[Exercise task] Establish how many lines in the material include the string "又は中止" and report it as a lone number.

(Collection entries)
--------------------------------------------------

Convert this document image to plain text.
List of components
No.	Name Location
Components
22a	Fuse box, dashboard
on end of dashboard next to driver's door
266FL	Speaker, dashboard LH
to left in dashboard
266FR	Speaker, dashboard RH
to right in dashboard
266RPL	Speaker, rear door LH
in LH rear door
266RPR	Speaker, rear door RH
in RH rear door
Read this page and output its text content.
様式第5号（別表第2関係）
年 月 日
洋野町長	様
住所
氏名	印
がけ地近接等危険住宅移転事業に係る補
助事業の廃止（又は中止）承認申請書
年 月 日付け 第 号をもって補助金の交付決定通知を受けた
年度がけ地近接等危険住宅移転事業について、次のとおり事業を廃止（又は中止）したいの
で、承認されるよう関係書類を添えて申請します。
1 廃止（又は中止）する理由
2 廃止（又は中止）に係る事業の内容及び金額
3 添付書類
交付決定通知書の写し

--------------------------------------------------

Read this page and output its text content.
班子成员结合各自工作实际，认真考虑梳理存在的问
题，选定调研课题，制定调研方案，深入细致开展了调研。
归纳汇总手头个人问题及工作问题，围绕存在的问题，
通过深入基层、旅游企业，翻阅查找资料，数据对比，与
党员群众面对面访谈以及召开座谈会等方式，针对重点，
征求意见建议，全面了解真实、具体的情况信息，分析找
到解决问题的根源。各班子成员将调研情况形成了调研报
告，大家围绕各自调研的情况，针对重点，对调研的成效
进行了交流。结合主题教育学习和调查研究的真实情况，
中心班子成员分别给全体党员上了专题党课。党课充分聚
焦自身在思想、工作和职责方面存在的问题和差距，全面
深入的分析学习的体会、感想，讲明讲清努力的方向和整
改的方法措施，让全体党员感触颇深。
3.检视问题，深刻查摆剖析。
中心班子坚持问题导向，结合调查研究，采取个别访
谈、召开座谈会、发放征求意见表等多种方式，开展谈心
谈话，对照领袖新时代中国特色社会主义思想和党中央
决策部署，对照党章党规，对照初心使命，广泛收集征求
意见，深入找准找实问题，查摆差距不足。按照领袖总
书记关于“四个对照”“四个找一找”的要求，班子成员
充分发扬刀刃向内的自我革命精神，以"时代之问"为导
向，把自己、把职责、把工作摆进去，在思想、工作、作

--------------------------------------------------

[The reply] 4